_REQUIREMENTS_: Please transcribe the listing below in full and word for word, without its pictures.

[Records from a data collection]
•••

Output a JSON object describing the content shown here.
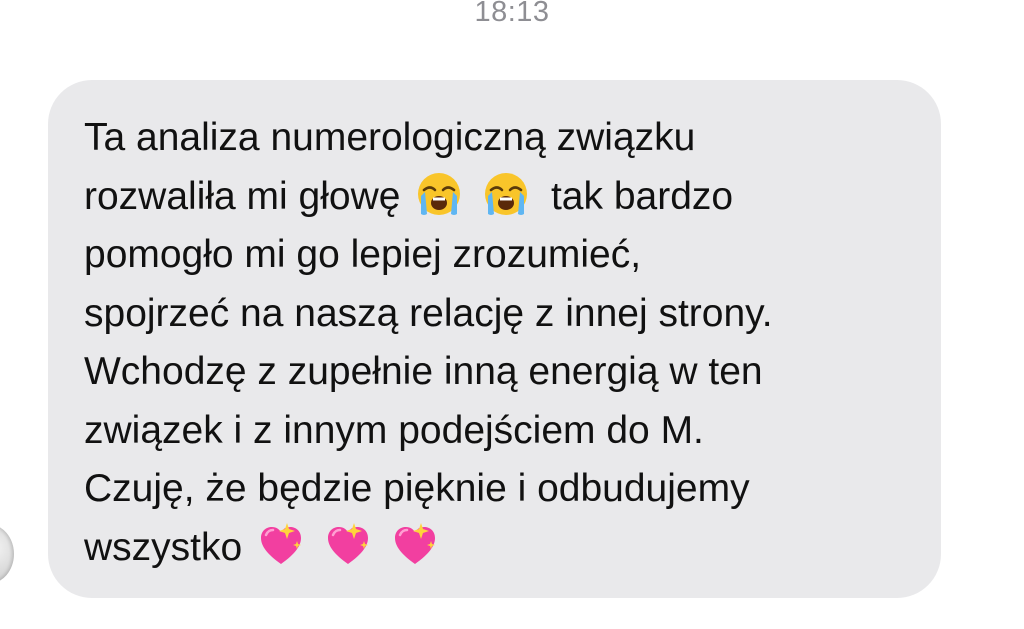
{
  "conversation": {
    "timestamp": "18:13"
  },
  "message": {
    "lines": [
      "Ta analiza numerologiczną związku",
      "rozwaliła mi głowę",
      "tak bardzo",
      "pomogło mi go lepiej zrozumieć,",
      "spojrzeć na naszą relację z innej strony.",
      "Wchodzę z zupełnie inną energią w ten",
      "związek i z innym podejściem do M.",
      "Czuję, że będzie pięknie i odbudujemy",
      "wszystko"
    ],
    "emojis": {
      "crying": "loudly-crying-face-icon",
      "heart": "sparkling-heart-icon"
    }
  },
  "colors": {
    "bubble": "#e9e9eb",
    "text": "#111111",
    "timestamp": "#8e8e93"
  }
}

•••

_SOLUTION_:
Output a JSON object describing the content shown here.
{
  "conversation": {
    "timestamp": "18:13"
  },
  "message": {
    "lines": [
      "Ta analiza numerologiczną związku",
      "rozwaliła mi głowę",
      "tak bardzo",
      "pomogło mi go lepiej zrozumieć,",
      "spojrzeć na naszą relację z innej strony.",
      "Wchodzę z zupełnie inną energią w ten",
      "związek i z innym podejściem do M.",
      "Czuję, że będzie pięknie i odbudujemy",
      "wszystko"
    ],
    "emojis": {
      "crying": "loudly-crying-face-icon",
      "heart": "sparkling-heart-icon"
    }
  },
  "colors": {
    "bubble": "#e9e9eb",
    "text": "#111111",
    "timestamp": "#8e8e93"
  }
}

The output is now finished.